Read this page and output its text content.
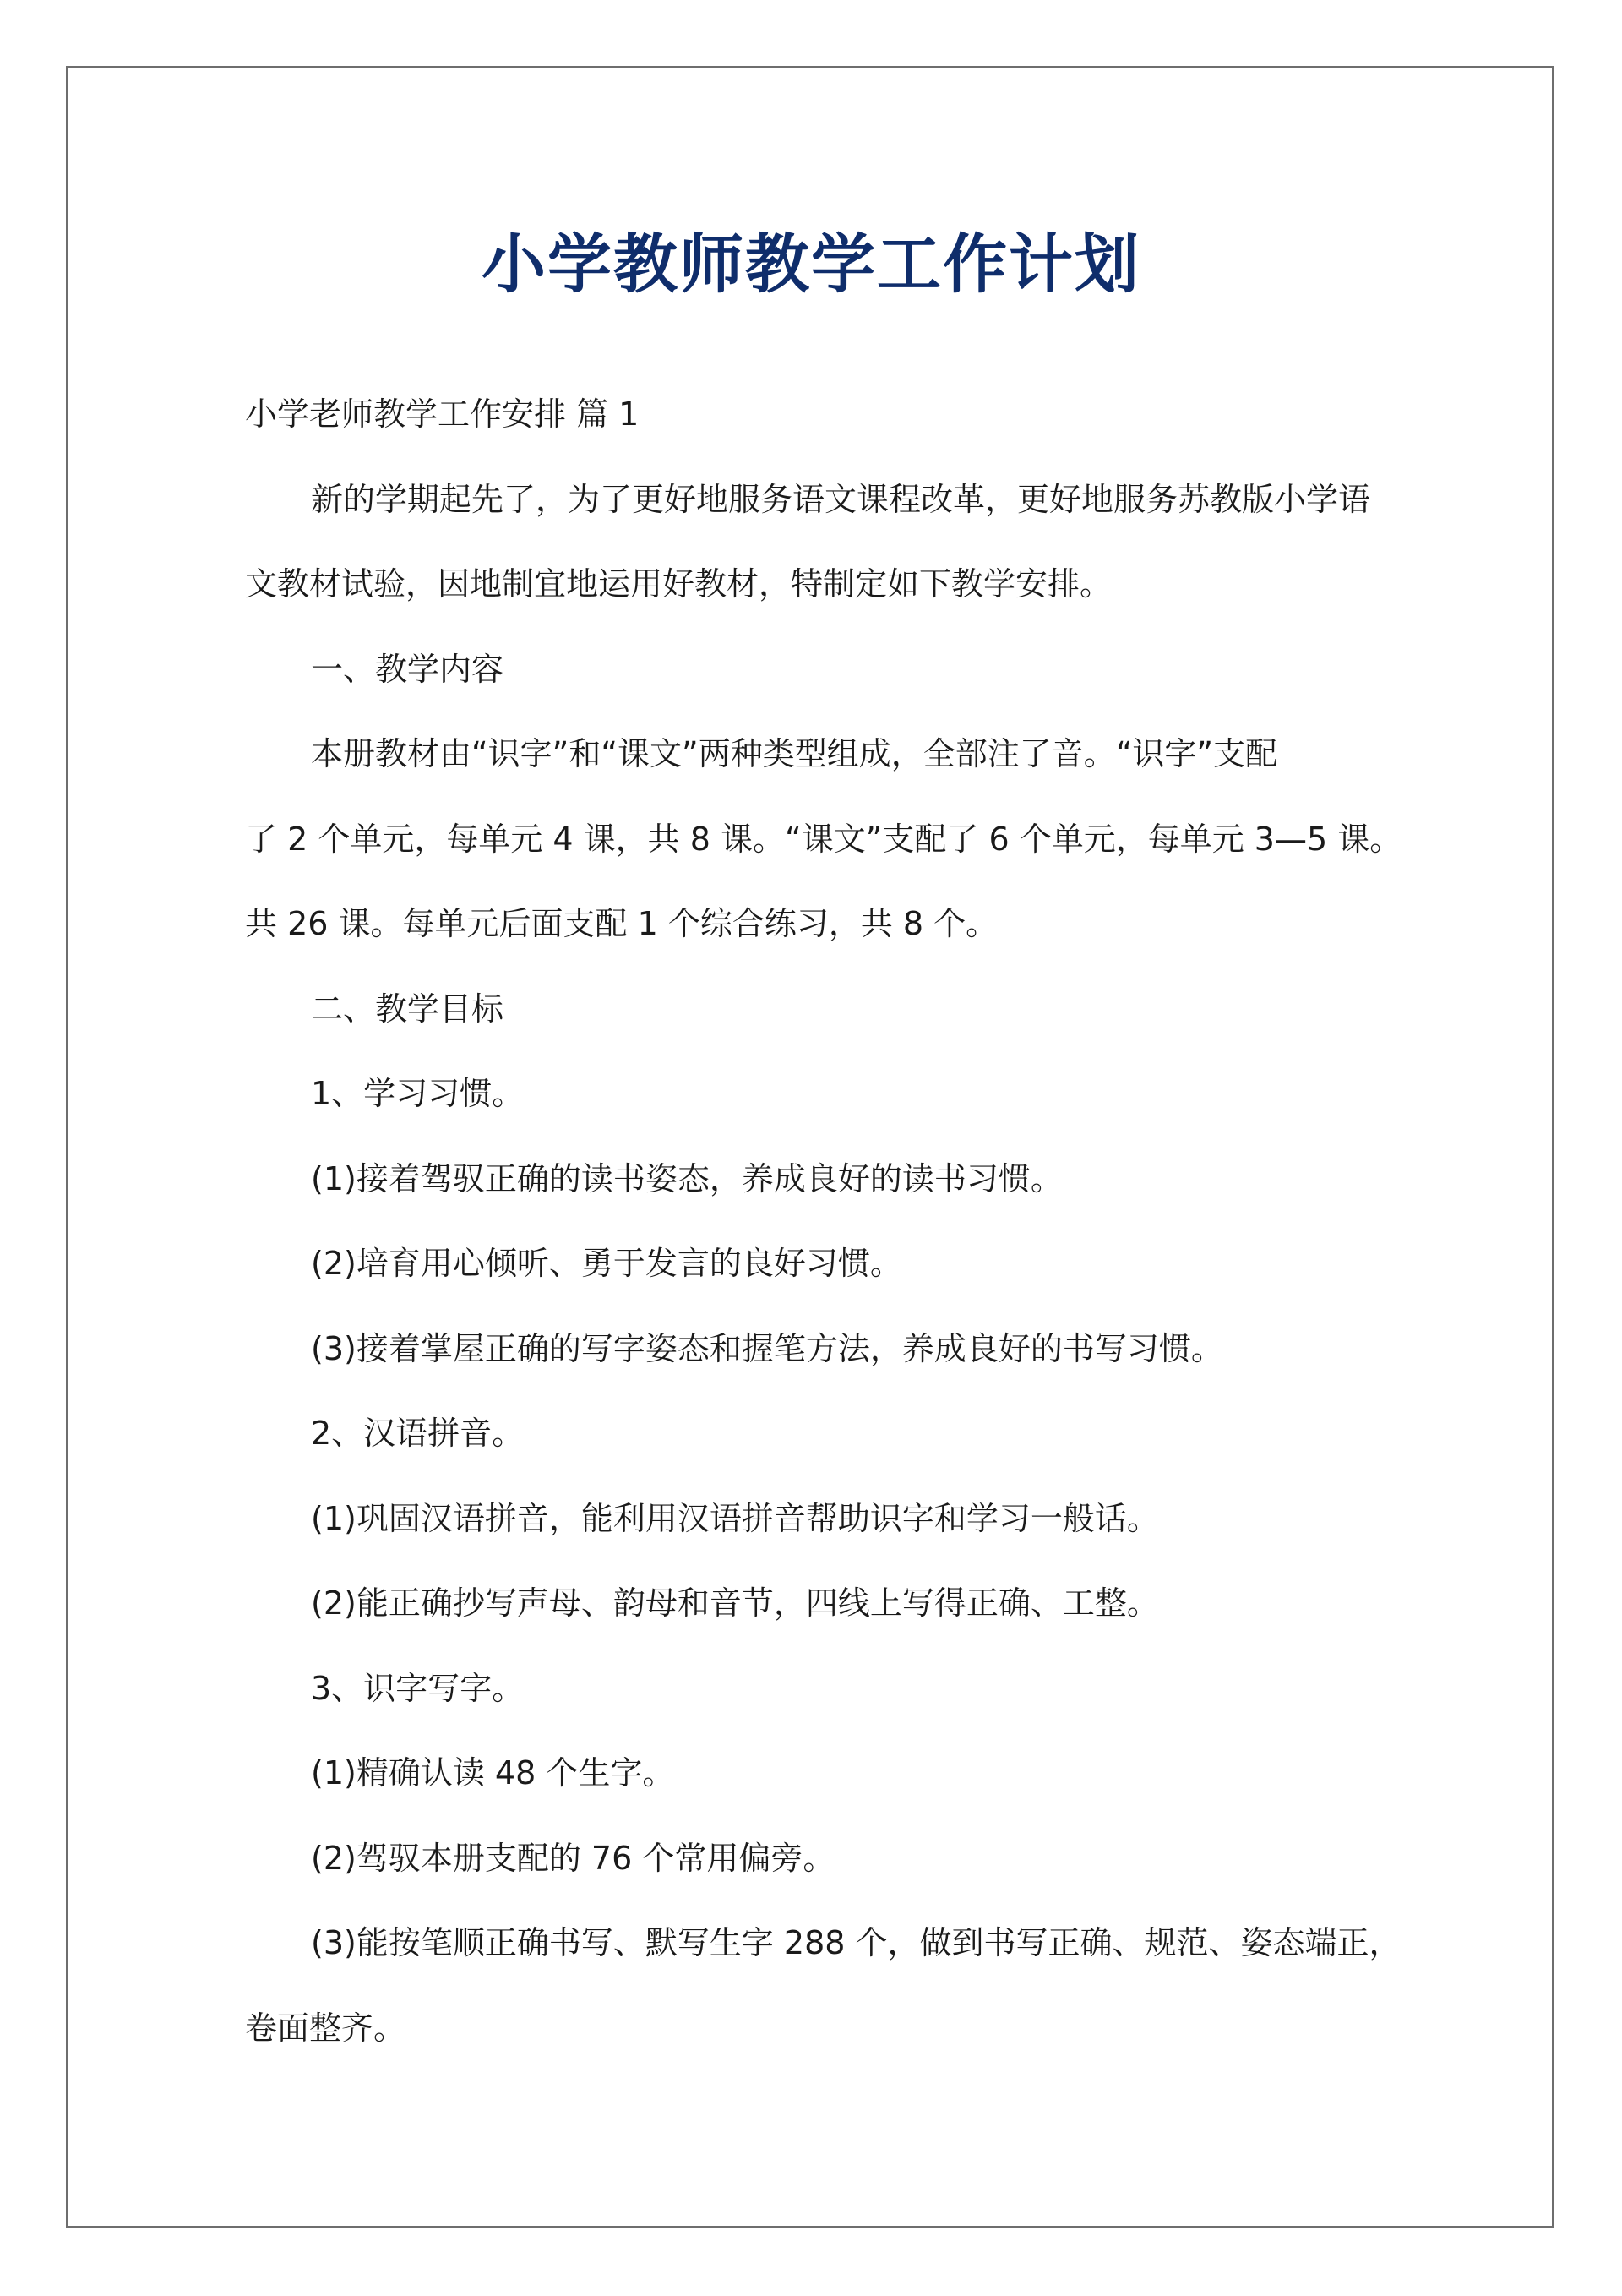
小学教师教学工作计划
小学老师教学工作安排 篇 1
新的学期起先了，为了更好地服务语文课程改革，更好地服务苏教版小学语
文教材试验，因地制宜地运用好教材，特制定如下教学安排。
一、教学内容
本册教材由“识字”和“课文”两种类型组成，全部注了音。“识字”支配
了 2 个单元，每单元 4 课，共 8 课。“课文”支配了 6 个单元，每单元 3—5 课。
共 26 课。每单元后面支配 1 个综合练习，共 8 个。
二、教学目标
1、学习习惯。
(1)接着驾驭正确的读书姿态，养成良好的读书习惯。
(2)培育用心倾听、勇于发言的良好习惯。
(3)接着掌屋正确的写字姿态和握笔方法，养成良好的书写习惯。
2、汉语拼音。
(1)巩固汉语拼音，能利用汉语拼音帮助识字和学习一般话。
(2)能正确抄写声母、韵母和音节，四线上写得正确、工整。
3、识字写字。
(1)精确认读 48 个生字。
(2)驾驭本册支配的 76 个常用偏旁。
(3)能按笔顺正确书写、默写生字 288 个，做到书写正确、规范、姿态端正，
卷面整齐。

#####

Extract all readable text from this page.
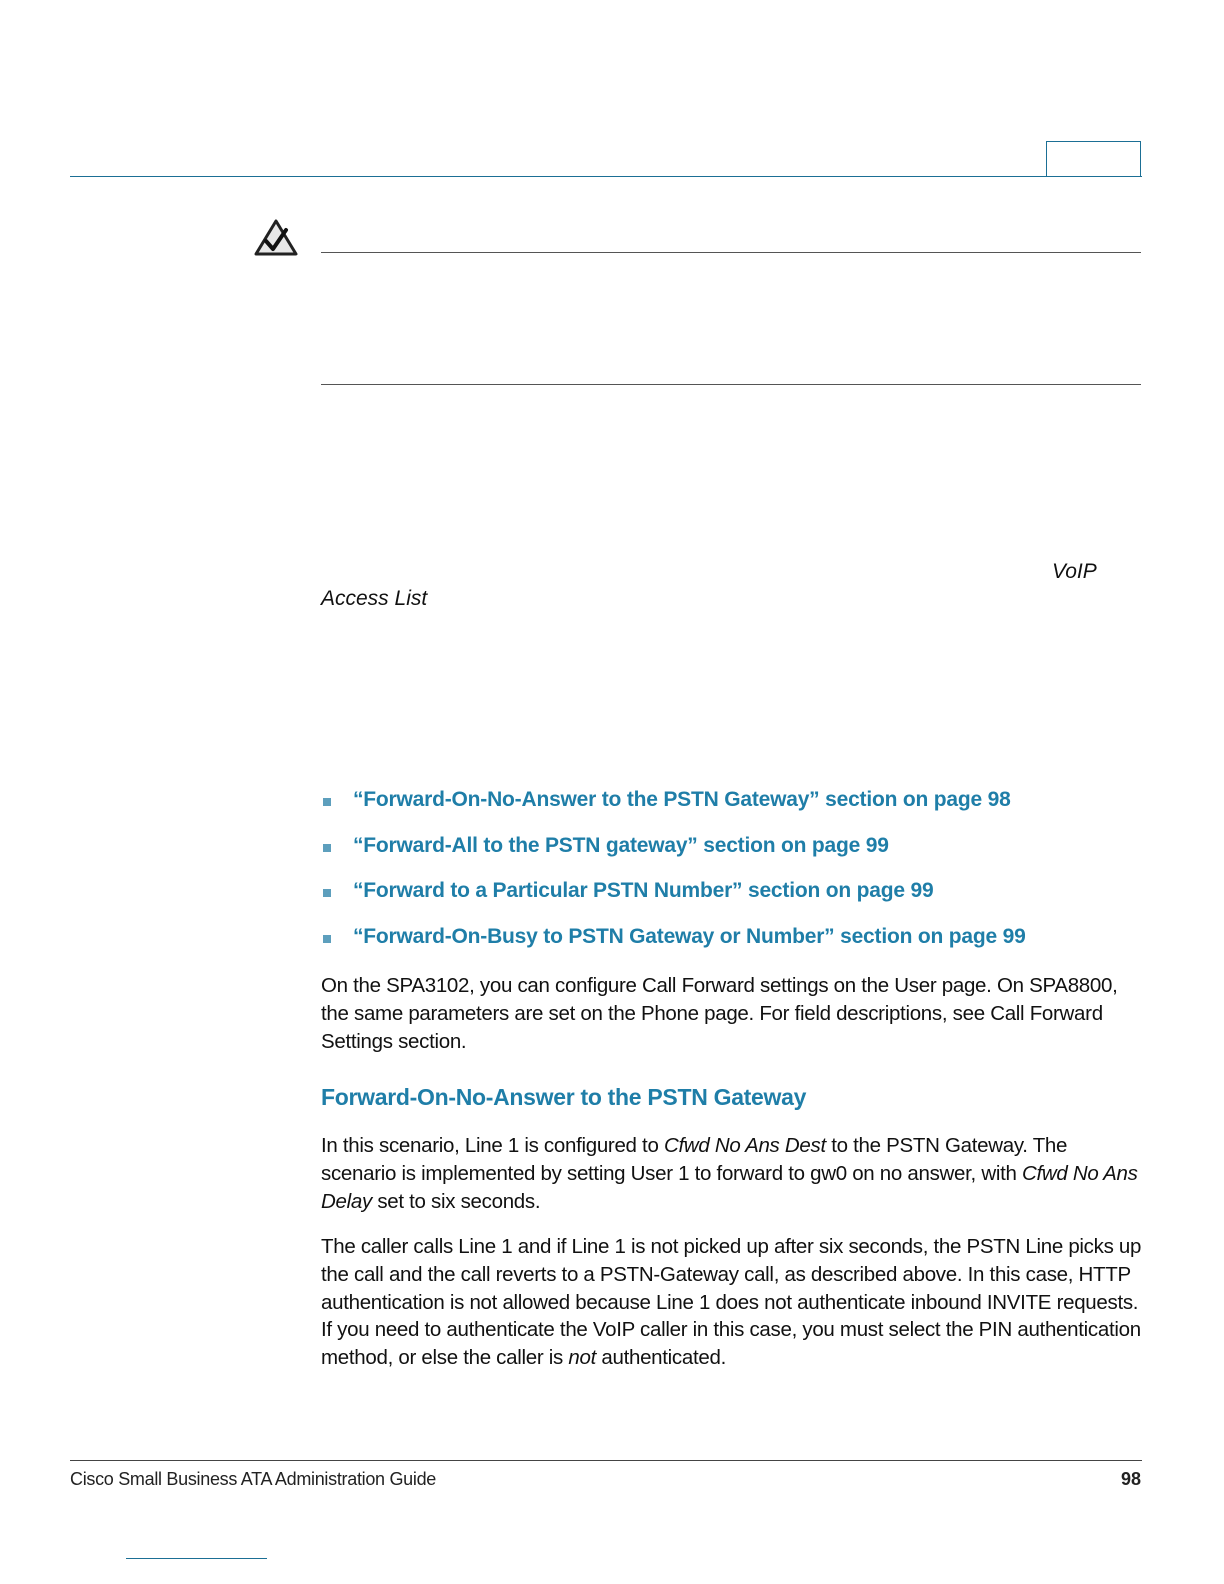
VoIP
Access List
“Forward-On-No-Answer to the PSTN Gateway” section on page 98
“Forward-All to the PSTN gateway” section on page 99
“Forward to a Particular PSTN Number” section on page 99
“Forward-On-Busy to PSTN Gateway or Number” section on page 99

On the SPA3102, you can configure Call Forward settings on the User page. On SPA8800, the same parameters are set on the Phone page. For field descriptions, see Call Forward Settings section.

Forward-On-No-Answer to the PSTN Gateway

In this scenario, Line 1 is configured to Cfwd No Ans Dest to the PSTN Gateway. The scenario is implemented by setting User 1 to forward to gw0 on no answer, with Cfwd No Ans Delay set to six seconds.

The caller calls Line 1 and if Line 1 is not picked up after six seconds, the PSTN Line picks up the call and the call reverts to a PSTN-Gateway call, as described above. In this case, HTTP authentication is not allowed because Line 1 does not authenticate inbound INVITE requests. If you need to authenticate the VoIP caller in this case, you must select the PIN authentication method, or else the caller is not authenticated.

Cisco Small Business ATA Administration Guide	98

#####

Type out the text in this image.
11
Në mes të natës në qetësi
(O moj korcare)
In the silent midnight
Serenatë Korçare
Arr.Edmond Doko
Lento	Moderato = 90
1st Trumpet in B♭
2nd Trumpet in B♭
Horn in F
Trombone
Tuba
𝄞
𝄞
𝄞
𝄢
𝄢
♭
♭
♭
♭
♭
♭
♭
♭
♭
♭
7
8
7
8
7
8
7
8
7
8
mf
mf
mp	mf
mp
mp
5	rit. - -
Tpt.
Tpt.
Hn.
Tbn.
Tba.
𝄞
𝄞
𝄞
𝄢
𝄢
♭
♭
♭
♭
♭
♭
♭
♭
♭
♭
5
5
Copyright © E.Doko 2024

#####

PROBLEM STATEMENT: Go through the records. Copy each line where "Doko" appears.

TASK RESPONSE:
Arr.Edmond Doko
Copyright © E.Doko 2024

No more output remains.